* To do
Determine how many lines in the data below contain "cada" and write only that number.
^^^^^^^^^^^^^^^^
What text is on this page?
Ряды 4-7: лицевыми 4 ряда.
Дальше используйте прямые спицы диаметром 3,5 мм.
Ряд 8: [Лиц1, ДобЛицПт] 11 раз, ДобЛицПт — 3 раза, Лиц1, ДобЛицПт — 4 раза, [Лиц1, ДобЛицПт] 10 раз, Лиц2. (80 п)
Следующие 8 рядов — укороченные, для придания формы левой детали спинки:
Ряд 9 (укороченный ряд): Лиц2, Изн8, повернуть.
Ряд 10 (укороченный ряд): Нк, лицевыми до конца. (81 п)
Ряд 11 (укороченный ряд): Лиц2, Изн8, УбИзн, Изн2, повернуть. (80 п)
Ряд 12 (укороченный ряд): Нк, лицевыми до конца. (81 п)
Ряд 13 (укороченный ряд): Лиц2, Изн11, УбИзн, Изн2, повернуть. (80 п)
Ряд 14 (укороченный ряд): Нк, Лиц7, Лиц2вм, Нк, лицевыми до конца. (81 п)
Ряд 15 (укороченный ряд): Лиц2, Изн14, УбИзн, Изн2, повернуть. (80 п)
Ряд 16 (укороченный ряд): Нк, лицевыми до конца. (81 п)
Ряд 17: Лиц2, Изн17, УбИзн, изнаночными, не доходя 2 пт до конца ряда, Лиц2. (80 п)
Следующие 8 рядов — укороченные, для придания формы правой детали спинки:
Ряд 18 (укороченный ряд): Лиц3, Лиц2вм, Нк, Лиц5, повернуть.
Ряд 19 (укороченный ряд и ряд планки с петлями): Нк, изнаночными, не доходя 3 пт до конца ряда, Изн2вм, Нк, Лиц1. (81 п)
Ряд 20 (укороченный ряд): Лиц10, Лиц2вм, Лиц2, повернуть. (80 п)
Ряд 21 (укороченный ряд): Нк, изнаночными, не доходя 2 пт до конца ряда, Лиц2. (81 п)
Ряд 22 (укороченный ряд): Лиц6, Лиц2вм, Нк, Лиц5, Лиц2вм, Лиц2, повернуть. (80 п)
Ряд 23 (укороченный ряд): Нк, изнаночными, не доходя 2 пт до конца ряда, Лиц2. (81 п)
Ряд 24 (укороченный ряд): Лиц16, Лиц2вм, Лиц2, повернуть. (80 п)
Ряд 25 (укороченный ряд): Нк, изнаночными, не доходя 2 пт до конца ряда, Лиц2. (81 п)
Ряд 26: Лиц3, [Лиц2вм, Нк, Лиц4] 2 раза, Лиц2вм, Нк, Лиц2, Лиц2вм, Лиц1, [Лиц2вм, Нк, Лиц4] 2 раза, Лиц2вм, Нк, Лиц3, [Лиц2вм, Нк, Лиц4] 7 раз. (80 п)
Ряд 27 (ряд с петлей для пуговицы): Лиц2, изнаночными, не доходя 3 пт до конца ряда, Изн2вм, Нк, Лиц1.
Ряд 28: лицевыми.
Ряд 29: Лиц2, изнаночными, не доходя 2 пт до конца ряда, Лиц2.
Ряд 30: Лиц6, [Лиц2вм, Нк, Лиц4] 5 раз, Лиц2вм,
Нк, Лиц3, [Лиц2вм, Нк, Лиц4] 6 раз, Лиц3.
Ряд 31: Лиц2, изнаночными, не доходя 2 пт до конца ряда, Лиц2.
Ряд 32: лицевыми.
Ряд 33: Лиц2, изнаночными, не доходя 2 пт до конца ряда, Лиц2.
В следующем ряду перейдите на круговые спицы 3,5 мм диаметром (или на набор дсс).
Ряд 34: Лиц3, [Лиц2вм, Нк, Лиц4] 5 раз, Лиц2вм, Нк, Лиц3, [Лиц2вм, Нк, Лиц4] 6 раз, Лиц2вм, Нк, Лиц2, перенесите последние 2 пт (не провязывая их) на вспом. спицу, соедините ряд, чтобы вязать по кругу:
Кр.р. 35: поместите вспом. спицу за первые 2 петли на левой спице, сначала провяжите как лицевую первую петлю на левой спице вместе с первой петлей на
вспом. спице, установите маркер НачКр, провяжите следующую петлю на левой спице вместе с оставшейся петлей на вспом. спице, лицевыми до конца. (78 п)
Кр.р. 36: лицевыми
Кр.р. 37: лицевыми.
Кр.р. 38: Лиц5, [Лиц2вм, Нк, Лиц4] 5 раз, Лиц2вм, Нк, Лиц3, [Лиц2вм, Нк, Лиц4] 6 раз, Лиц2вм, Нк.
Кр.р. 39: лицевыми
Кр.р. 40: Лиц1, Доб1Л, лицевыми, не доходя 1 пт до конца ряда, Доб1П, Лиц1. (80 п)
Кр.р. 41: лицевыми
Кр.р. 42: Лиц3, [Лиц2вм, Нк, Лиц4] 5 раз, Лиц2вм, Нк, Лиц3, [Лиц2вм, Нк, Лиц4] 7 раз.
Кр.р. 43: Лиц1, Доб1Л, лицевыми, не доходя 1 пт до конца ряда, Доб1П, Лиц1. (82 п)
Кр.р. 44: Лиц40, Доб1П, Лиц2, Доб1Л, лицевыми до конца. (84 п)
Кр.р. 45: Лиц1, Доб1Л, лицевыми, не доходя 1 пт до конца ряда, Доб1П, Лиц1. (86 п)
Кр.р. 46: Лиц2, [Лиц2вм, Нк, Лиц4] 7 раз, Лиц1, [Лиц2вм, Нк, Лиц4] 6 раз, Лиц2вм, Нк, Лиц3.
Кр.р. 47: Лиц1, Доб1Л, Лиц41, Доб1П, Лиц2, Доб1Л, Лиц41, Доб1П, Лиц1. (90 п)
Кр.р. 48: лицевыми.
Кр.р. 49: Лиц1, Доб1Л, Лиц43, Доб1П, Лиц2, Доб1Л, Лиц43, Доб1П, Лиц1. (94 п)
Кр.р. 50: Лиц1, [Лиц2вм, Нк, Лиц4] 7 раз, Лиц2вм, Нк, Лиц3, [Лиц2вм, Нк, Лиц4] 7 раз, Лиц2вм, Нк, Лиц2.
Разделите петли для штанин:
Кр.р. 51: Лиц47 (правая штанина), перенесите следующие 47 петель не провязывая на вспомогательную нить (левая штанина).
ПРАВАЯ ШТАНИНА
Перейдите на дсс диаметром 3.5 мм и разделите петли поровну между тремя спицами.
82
^^^^^^^^^^^^^^^^
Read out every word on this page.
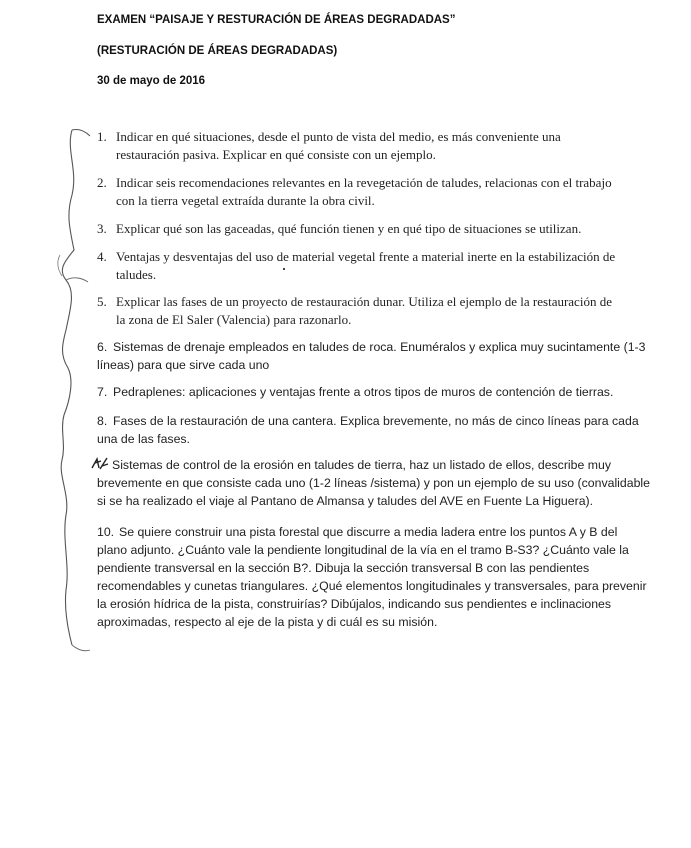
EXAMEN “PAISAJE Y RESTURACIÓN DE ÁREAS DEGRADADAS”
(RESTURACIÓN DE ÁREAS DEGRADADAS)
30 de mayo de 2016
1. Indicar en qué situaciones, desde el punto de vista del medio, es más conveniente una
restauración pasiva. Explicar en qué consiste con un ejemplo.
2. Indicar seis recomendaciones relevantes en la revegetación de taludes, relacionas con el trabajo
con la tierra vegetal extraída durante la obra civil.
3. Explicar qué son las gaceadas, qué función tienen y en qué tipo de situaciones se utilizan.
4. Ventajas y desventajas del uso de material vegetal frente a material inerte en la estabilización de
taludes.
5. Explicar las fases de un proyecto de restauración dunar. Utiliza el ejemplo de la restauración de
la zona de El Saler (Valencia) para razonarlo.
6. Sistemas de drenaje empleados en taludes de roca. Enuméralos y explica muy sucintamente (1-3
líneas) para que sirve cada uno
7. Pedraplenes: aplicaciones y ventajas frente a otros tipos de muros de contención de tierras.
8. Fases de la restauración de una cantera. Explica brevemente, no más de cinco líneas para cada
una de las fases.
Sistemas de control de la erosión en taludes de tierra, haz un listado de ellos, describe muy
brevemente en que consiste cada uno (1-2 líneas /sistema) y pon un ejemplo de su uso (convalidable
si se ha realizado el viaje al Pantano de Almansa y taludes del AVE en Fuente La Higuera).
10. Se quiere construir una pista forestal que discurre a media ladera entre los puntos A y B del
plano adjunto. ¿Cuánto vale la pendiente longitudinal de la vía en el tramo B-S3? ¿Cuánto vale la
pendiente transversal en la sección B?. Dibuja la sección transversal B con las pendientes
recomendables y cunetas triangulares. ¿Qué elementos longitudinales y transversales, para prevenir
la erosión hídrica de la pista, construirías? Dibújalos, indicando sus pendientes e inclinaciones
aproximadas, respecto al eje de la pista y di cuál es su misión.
^^^^^^^^^^^^^^^^
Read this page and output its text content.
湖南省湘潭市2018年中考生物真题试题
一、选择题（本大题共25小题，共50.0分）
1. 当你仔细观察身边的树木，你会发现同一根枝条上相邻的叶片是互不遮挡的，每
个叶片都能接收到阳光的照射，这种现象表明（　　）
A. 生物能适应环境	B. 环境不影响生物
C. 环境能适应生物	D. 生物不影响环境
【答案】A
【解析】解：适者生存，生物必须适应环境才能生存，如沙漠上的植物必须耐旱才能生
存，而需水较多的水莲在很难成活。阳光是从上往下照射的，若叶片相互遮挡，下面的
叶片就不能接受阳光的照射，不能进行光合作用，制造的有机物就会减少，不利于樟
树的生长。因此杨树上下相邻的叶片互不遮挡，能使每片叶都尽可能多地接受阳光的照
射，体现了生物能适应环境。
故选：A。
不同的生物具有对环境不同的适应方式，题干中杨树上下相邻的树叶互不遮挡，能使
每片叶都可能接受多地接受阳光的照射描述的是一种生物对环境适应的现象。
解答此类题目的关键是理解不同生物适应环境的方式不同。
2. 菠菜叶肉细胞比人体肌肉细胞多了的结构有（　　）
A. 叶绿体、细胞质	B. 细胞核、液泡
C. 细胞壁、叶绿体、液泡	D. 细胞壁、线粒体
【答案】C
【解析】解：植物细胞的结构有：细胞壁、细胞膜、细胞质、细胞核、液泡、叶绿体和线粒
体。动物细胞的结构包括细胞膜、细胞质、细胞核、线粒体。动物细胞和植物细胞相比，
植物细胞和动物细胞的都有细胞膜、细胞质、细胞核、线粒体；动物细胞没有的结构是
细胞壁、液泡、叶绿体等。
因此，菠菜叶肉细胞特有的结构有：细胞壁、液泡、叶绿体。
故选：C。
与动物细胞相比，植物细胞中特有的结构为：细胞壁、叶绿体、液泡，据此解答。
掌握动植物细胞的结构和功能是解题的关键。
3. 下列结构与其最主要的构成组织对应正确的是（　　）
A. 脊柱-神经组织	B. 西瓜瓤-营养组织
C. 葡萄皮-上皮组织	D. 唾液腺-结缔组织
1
^^^^^^^^^^^^^^^^
* Response for this exercise
3